Stored dataset items

(begin)

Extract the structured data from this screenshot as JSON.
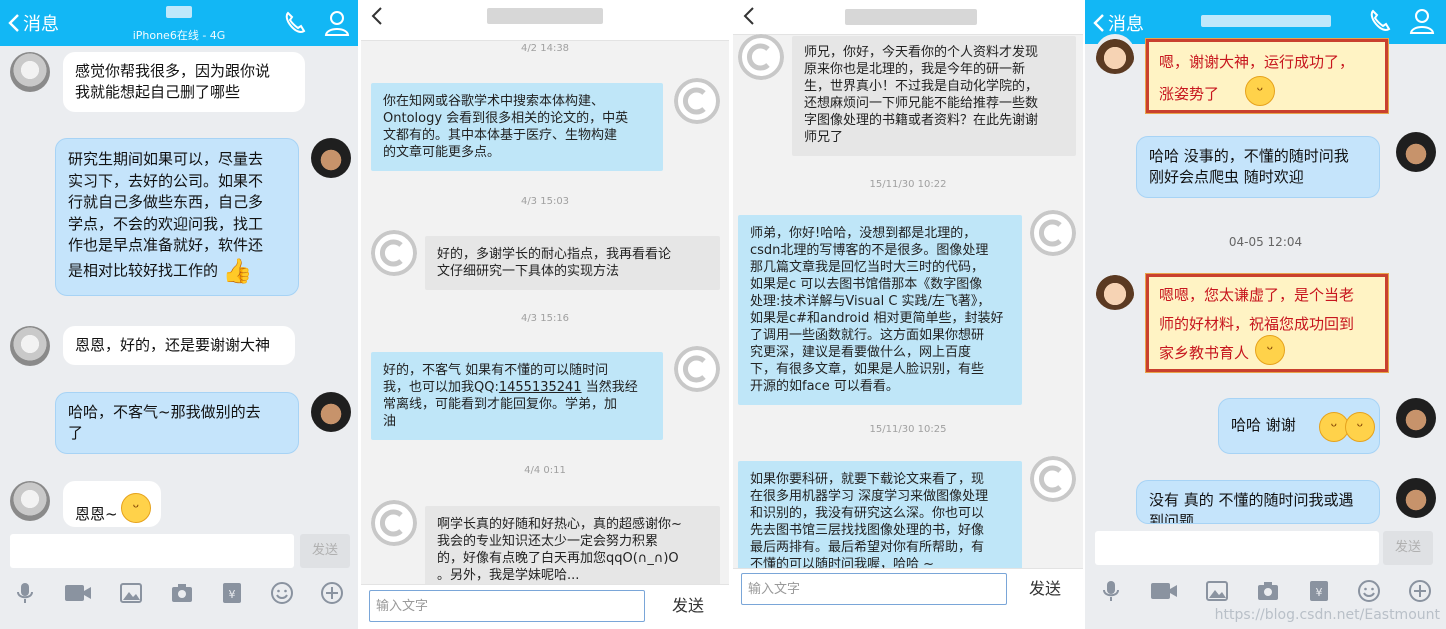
{
  "panel1": {
    "back_label": "消息",
    "subtitle": "iPhone6在线 - 4G",
    "messages": [
      {
        "from": "other",
        "text": "感觉你帮我很多，因为跟你说\n我就能想起自己删了哪些"
      },
      {
        "from": "me",
        "text": "研究生期间如果可以，尽量去\n实习下，去好的公司。如果不\n行就自己多做些东西，自己多\n学点，不会的欢迎问我，找工\n作也是早点准备就好，软件还\n是相对比较好找工作的"
      },
      {
        "from": "other",
        "text": "恩恩，好的，还是要谢谢大神"
      },
      {
        "from": "me",
        "text": "哈哈，不客气~那我做别的去\n了"
      },
      {
        "from": "other",
        "text": "恩恩~"
      }
    ],
    "send_label": "发送"
  },
  "panel2": {
    "input_placeholder": "输入文字",
    "send_label": "发送",
    "items": [
      {
        "kind": "time",
        "text": "4/2 14:38"
      },
      {
        "kind": "msg",
        "from": "other",
        "text": "你在知网或谷歌学术中搜索本体构建、\nOntology 会看到很多相关的论文的，中英\n文都有的。其中本体基于医疗、生物构建\n的文章可能更多点。"
      },
      {
        "kind": "time",
        "text": "4/3 15:03"
      },
      {
        "kind": "msg",
        "from": "me",
        "text": "好的，多谢学长的耐心指点，我再看看论\n文仔细研究一下具体的实现方法"
      },
      {
        "kind": "time",
        "text": "4/3 15:16"
      },
      {
        "kind": "msg",
        "from": "other",
        "text_before": "好的，不客气 如果有不懂的可以随时问\n我，也可以加我QQ:",
        "qq_number": "1455135241",
        "text_after": " 当然我经\n常离线，可能看到才能回复你。学弟，加\n油"
      },
      {
        "kind": "time",
        "text": "4/4 0:11"
      },
      {
        "kind": "msg",
        "from": "me",
        "text": "啊学长真的好随和好热心，真的超感谢你~\n我会的专业知识还太少一定会努力积累\n的，好像有点晚了白天再加您qqO(∩_∩)O\n。另外，我是学妹呢哈..."
      }
    ]
  },
  "panel3": {
    "input_placeholder": "输入文字",
    "send_label": "发送",
    "items": [
      {
        "kind": "msg",
        "from": "me",
        "text": "师兄，你好，今天看你的个人资料才发现\n原来你也是北理的，我是今年的研一新\n生，世界真小！不过我是自动化学院的，\n还想麻烦问一下师兄能不能给推荐一些数\n字图像处理的书籍或者资料？在此先谢谢\n师兄了"
      },
      {
        "kind": "time",
        "text": "15/11/30 10:22"
      },
      {
        "kind": "msg",
        "from": "other",
        "text": "师弟，你好!哈哈，没想到都是北理的，\ncsdn北理的写博客的不是很多。图像处理\n那几篇文章我是回忆当时大三时的代码，\n如果是c 可以去图书馆借那本《数字图像\n处理:技术详解与Visual C 实践/左飞著》，\n如果是c#和android 相对更简单些，封装好\n了调用一些函数就行。这方面如果你想研\n究更深，建议是看要做什么，网上百度\n下，有很多文章，如果是人脸识别，有些\n开源的如face 可以看看。"
      },
      {
        "kind": "time",
        "text": "15/11/30 10:25"
      },
      {
        "kind": "msg",
        "from": "other",
        "text": "如果你要科研，就要下载论文来看了，现\n在很多用机器学习 深度学习来做图像处理\n和识别的，我没有研究这么深。你也可以\n先去图书馆三层找找图像处理的书，好像\n最后两排有。最后希望对你有所帮助，有\n不懂的可以随时问我喔，哈哈 ~"
      }
    ]
  },
  "panel4": {
    "back_label": "消息",
    "time_label": "04-05 12:04",
    "messages": [
      {
        "from": "other",
        "text": "嗯，谢谢大神，运行成功了，\n涨姿势了"
      },
      {
        "from": "me",
        "text": "哈哈 没事的，不懂的随时问我\n刚好会点爬虫 随时欢迎"
      },
      {
        "from": "other",
        "text": "嗯嗯，您太谦虚了，是个当老\n师的好材料，祝福您成功回到\n家乡教书育人"
      },
      {
        "from": "me",
        "text": "哈哈 谢谢"
      },
      {
        "from": "me",
        "text": "没有 真的 不懂的随时问我或遇\n到问题"
      }
    ],
    "send_label": "发送",
    "watermark": "https://blog.csdn.net/Eastmount"
  },
  "colors": {
    "qq_header": "#12b7f5",
    "qq_blue_bubble": "#c5e4fb",
    "red_frame": "#c9402e",
    "square_blue": "#bfe6f8",
    "square_grey": "#e6e6e6"
  },
  "icons": [
    "chevron-left-icon",
    "phone-icon",
    "contact-icon",
    "microphone-icon",
    "video-icon",
    "image-icon",
    "camera-icon",
    "red-packet-icon",
    "smiley-icon",
    "plus-icon",
    "c-logo-avatar"
  ]
}
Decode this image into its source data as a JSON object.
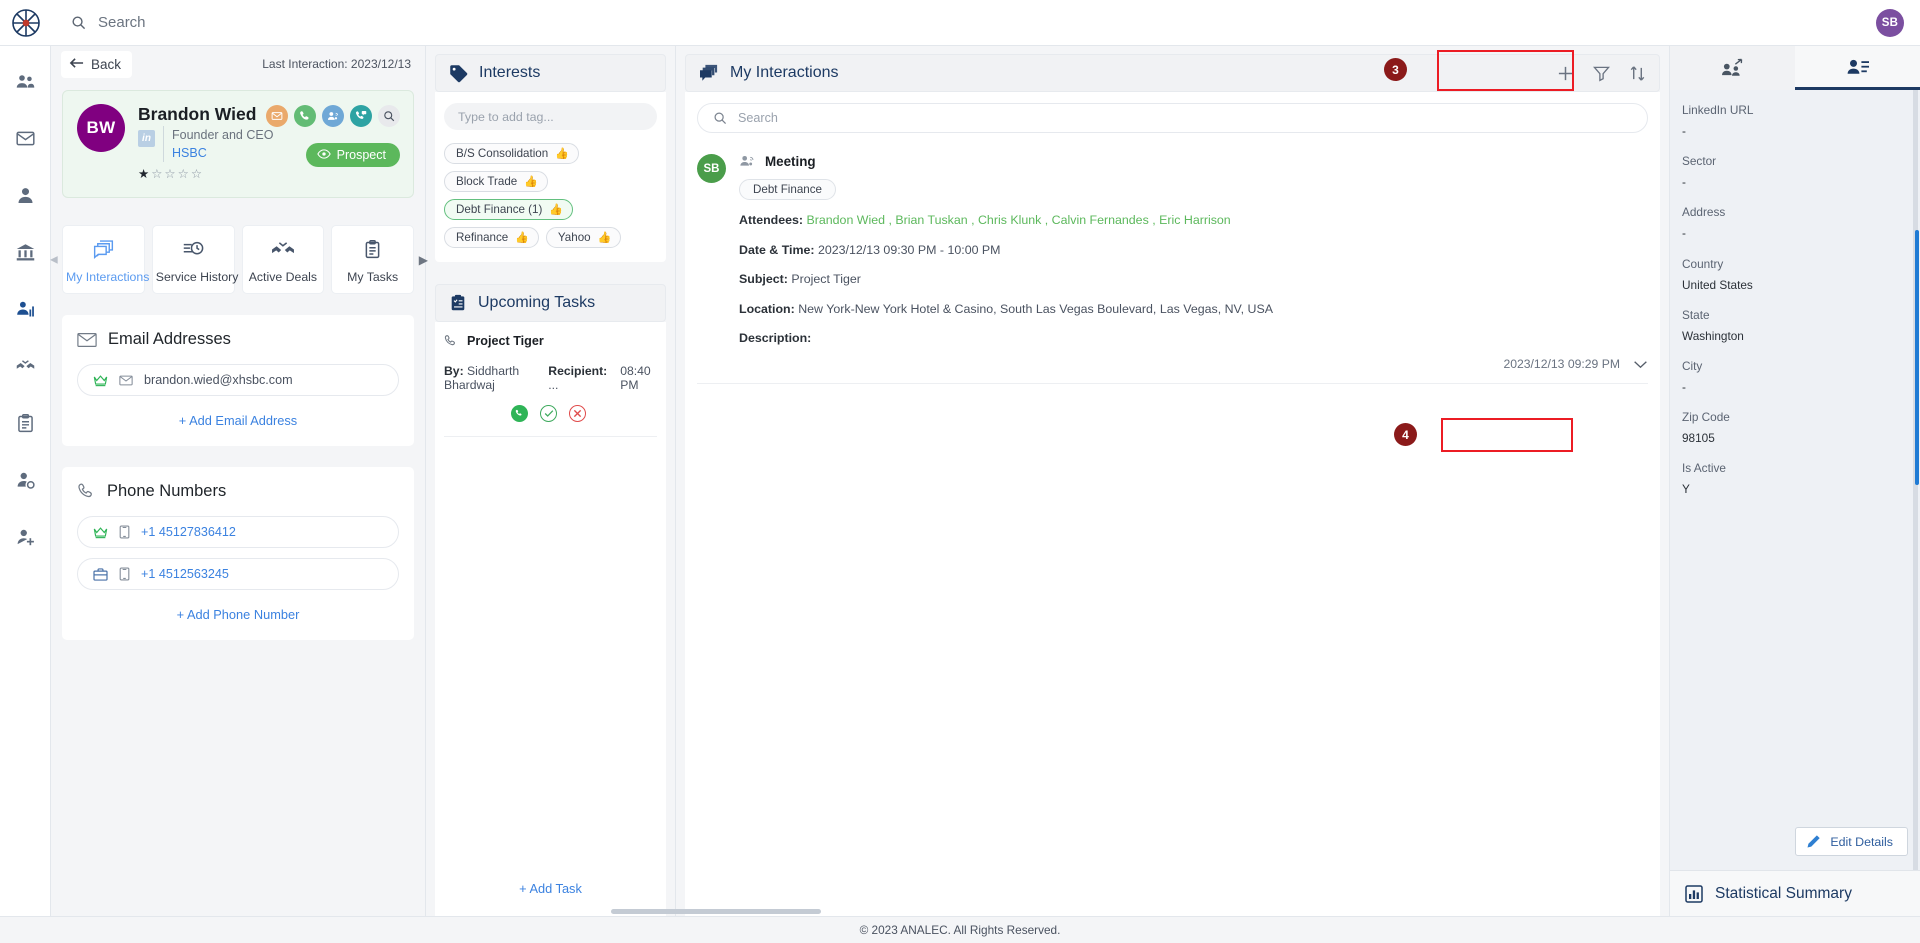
{
  "topbar": {
    "search_placeholder": "Search",
    "search_value": "",
    "user_initials": "SB",
    "search_icon": "search-icon",
    "logo_icon": "analec-logo-icon"
  },
  "rail": {
    "items": [
      {
        "icon": "people-group-icon",
        "name": "contacts-nav",
        "active": false
      },
      {
        "icon": "envelope-icon",
        "name": "mail-nav",
        "active": false
      },
      {
        "icon": "person-icon",
        "name": "person-nav",
        "active": false
      },
      {
        "icon": "bank-icon",
        "name": "institutions-nav",
        "active": false
      },
      {
        "icon": "analytics-person-icon",
        "name": "analytics-nav",
        "active": true
      },
      {
        "icon": "handshake-check-icon",
        "name": "deals-nav",
        "active": false
      },
      {
        "icon": "clipboard-list-icon",
        "name": "tasks-nav",
        "active": false
      },
      {
        "icon": "person-gear-icon",
        "name": "settings-person-nav",
        "active": false
      },
      {
        "icon": "person-add-icon",
        "name": "add-person-nav",
        "active": false
      }
    ]
  },
  "profile": {
    "back_label": "Back",
    "back_icon": "arrow-left-icon",
    "last_interaction": "Last Interaction: 2023/12/13",
    "initials": "BW",
    "name": "Brandon Wied",
    "role": "Founder and CEO",
    "organization": "HSBC",
    "linkedin_icon": "linkedin-icon",
    "rating": 1,
    "rating_max": 5,
    "status_label": "Prospect",
    "status_icon": "eye-icon",
    "actions": [
      {
        "icon": "email-icon",
        "name": "send-email-action"
      },
      {
        "icon": "phone-icon",
        "name": "call-action"
      },
      {
        "icon": "meeting-icon",
        "name": "meeting-action"
      },
      {
        "icon": "phone-message-icon",
        "name": "phone-message-action"
      },
      {
        "icon": "search-icon",
        "name": "search-action"
      }
    ]
  },
  "tabs": {
    "items": [
      {
        "label": "My Interactions",
        "icon": "chat-stack-icon",
        "active": true
      },
      {
        "label": "Service History",
        "icon": "clock-list-icon",
        "active": false
      },
      {
        "label": "Active Deals",
        "icon": "handshake-check-icon",
        "active": false
      },
      {
        "label": "My Tasks",
        "icon": "clipboard-icon",
        "active": false
      }
    ],
    "next_arrow_icon": "chevron-right-icon",
    "prev_arrow_icon": "chevron-left-icon"
  },
  "email_panel": {
    "title": "Email Addresses",
    "icon": "envelope-icon",
    "rows": [
      {
        "type_icon": "crown-icon",
        "kind_icon": "envelope-icon",
        "value": "brandon.wied@xhsbc.com"
      }
    ],
    "add_label": "+ Add Email Address"
  },
  "phone_panel": {
    "title": "Phone Numbers",
    "icon": "phone-icon",
    "rows": [
      {
        "type_icon": "crown-icon",
        "kind_icon": "mobile-icon",
        "value": "+1 45127836412"
      },
      {
        "type_icon": "briefcase-icon",
        "kind_icon": "mobile-icon",
        "value": "+1 4512563245"
      }
    ],
    "add_label": "+ Add Phone Number"
  },
  "interests": {
    "title": "Interests",
    "icon": "tag-icon",
    "input_placeholder": "Type to add tag...",
    "input_value": "",
    "tags": [
      {
        "label": "B/S Consolidation",
        "icon": "thumbs-up-icon",
        "highlighted": false
      },
      {
        "label": "Block Trade",
        "icon": "thumbs-up-icon",
        "highlighted": false
      },
      {
        "label": "Debt Finance (1)",
        "icon": "thumbs-up-icon",
        "highlighted": true
      },
      {
        "label": "Refinance",
        "icon": "thumbs-up-icon",
        "highlighted": false
      },
      {
        "label": "Yahoo",
        "icon": "thumbs-up-icon",
        "highlighted": false
      }
    ]
  },
  "upcoming_tasks": {
    "title": "Upcoming Tasks",
    "icon": "clipboard-check-icon",
    "task": {
      "name": "Project Tiger",
      "type_icon": "phone-icon",
      "by_label": "By:",
      "by_value": "Siddharth Bhardwaj",
      "recipient_label": "Recipient:",
      "recipient_value": "...",
      "time": "08:40 PM",
      "actions": [
        {
          "icon": "phone-icon",
          "name": "task-call-action"
        },
        {
          "icon": "check-icon",
          "name": "task-complete-action"
        },
        {
          "icon": "close-icon",
          "name": "task-cancel-action"
        }
      ]
    },
    "add_label": "+ Add Task"
  },
  "interactions": {
    "title": "My Interactions",
    "icon": "chat-stack-icon",
    "tools": [
      {
        "icon": "plus-icon",
        "name": "add-interaction-button"
      },
      {
        "icon": "filter-icon",
        "name": "filter-interactions-button"
      },
      {
        "icon": "sort-icon",
        "name": "sort-interactions-button"
      }
    ],
    "search_placeholder": "Search",
    "search_value": "",
    "items": [
      {
        "avatar_initials": "SB",
        "type_icon": "meeting-icon",
        "title": "Meeting",
        "tag": "Debt Finance",
        "attendees_label": "Attendees:",
        "attendees": "Brandon Wied , Brian Tuskan , Chris Klunk , Calvin Fernandes , Eric Harrison",
        "datetime_label": "Date & Time:",
        "datetime": "2023/12/13 09:30 PM - 10:00 PM",
        "subject_label": "Subject:",
        "subject": "Project Tiger",
        "location_label": "Location:",
        "location": "New York-New York Hotel & Casino, South Las Vegas Boulevard, Las Vegas, NV, USA",
        "description_label": "Description:",
        "description": "",
        "timestamp": "2023/12/13 09:29 PM",
        "expand_icon": "chevron-down-icon"
      }
    ]
  },
  "details": {
    "tabs": [
      {
        "icon": "org-chart-icon",
        "name": "relationship-tab",
        "active": false
      },
      {
        "icon": "contact-card-icon",
        "name": "details-tab",
        "active": true
      }
    ],
    "fields": [
      {
        "label": "LinkedIn URL",
        "value": "-"
      },
      {
        "label": "Sector",
        "value": "-"
      },
      {
        "label": "Address",
        "value": "-"
      },
      {
        "label": "Country",
        "value": "United States"
      },
      {
        "label": "State",
        "value": "Washington"
      },
      {
        "label": "City",
        "value": "-"
      },
      {
        "label": "Zip Code",
        "value": "98105"
      },
      {
        "label": "Is Active",
        "value": "Y"
      }
    ],
    "edit_label": "Edit Details",
    "edit_icon": "pencil-icon",
    "stat_label": "Statistical Summary",
    "stat_icon": "bar-chart-icon"
  },
  "annotations": [
    {
      "number": "3",
      "target": "details-tab"
    },
    {
      "number": "4",
      "target": "edit-details-button"
    }
  ],
  "footer": {
    "copyright": "© 2023 ANALEC. All Rights Reserved."
  },
  "colors": {
    "accent_blue": "#1d3a63",
    "link_blue": "#3b82e0",
    "green": "#5cb85c",
    "purple_avatar": "#800080",
    "marker_red": "#8b1a1a",
    "highlight_red": "#ec1c24"
  }
}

(end)

* **Task instructions**:
Which lines hold the word "image"? Copy each of them from the records.

* **Response to the task**:
    "image-icon",
Decode this image into its source data as a JSON object.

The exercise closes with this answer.